• **SET TASK**:
Extract, from the listing that follows, each line containing the word "true".

........

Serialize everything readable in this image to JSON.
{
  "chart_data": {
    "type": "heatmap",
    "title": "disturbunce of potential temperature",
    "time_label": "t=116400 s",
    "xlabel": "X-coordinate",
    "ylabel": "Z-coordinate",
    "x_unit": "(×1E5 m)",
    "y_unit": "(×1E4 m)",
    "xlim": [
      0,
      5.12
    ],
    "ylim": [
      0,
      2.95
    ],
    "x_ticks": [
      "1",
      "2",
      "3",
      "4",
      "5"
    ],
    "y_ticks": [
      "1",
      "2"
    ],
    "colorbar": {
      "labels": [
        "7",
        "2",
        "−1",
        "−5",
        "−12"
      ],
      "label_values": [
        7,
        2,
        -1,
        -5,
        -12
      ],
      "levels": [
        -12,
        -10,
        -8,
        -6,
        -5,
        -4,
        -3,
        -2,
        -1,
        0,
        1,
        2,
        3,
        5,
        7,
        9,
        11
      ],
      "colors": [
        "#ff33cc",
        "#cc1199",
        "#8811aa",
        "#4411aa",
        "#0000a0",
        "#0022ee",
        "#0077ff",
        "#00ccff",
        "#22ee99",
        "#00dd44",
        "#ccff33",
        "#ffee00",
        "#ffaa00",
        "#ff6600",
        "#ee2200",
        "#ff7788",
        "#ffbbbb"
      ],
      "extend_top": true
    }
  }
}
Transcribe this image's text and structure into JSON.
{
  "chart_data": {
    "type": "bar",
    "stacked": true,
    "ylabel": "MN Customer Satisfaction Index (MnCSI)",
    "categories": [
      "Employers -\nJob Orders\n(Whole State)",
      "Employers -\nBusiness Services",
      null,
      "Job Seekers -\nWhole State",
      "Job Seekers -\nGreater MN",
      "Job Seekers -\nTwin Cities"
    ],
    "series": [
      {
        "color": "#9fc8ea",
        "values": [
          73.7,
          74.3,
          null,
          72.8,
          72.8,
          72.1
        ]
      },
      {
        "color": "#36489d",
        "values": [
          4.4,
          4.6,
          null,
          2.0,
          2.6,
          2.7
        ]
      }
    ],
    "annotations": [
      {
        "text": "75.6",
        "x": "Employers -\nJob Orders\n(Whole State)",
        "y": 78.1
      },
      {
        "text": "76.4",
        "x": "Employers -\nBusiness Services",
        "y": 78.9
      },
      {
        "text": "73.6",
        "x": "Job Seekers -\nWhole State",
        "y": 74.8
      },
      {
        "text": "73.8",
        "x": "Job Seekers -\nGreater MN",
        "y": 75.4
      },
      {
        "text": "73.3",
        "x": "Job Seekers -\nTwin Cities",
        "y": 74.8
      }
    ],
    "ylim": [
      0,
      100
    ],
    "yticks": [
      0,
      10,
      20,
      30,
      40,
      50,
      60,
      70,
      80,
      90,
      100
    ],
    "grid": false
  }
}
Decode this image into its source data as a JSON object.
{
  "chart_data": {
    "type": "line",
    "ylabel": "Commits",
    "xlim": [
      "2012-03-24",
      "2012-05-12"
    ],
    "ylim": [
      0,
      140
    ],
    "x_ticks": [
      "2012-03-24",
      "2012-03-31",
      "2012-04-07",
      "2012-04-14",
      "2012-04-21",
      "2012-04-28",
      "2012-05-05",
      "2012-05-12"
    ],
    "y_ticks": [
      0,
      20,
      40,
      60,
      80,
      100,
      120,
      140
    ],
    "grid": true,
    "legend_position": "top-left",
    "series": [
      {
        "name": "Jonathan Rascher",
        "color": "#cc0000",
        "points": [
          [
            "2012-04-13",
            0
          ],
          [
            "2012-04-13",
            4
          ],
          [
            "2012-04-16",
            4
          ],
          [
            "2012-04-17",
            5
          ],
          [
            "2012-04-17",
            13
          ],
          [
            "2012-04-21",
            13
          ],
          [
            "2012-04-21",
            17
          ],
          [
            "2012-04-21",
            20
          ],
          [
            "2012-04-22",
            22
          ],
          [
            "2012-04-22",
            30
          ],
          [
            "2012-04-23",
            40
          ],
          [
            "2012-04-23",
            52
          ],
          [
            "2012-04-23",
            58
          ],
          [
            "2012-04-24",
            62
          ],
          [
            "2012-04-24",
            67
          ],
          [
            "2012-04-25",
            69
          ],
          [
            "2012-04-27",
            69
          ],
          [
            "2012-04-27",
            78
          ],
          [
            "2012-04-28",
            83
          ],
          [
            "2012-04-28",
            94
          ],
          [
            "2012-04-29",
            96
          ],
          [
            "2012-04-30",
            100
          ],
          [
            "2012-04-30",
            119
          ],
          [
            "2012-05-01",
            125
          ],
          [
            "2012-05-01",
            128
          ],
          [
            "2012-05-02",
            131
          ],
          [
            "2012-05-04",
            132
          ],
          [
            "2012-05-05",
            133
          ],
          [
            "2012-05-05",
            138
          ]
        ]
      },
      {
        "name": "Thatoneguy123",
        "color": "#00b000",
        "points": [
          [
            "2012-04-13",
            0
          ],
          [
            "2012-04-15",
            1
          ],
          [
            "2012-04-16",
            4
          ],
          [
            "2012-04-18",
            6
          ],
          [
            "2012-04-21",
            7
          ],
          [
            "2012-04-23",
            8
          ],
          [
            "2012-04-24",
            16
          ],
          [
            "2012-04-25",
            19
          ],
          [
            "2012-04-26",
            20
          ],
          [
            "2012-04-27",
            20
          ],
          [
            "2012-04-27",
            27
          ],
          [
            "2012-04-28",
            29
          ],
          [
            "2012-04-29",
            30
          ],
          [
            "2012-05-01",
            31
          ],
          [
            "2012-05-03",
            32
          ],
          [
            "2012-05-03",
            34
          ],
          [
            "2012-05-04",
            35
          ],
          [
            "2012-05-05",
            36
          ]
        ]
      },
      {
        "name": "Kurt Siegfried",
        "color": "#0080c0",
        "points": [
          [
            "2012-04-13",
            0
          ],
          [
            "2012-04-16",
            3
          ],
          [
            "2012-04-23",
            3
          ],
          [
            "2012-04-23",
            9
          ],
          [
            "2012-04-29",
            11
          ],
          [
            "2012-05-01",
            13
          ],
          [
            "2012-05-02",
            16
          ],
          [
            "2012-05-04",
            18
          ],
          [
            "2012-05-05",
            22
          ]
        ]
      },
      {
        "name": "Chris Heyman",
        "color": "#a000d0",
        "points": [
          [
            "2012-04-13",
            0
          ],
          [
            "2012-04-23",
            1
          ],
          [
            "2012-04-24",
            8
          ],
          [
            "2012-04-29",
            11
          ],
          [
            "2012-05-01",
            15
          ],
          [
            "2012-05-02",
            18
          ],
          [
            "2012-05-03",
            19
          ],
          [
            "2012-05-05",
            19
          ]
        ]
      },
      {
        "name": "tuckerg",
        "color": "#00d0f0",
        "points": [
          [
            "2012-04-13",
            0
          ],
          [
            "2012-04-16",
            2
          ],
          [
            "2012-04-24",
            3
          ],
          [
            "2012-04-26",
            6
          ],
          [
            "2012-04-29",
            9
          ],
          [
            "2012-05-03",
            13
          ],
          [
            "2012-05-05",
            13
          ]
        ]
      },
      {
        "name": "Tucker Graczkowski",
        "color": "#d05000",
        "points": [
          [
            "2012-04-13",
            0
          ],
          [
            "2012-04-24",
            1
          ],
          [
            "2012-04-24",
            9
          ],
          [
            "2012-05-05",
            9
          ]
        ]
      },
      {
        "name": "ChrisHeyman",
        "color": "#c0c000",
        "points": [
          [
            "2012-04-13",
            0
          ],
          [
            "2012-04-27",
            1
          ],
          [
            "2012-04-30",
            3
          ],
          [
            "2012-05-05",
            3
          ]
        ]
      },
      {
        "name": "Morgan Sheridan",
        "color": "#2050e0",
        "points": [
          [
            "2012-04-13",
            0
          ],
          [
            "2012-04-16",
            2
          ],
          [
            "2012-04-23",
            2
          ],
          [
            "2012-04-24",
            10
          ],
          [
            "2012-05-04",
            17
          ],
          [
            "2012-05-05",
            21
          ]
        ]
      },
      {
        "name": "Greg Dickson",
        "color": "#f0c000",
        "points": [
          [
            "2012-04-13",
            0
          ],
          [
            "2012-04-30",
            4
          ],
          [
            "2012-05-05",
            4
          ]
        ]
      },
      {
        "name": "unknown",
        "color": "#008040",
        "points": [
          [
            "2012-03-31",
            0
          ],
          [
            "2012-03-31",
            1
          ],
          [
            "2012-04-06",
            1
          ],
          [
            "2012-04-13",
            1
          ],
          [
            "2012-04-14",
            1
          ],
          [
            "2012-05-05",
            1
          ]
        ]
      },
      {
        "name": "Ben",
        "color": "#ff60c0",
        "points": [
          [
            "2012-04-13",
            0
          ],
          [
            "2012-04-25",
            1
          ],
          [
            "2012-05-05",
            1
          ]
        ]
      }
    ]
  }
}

........

• **ANSWER TO THE TASK**:
      "extend_top": true
    "stacked": true,
    "grid": true,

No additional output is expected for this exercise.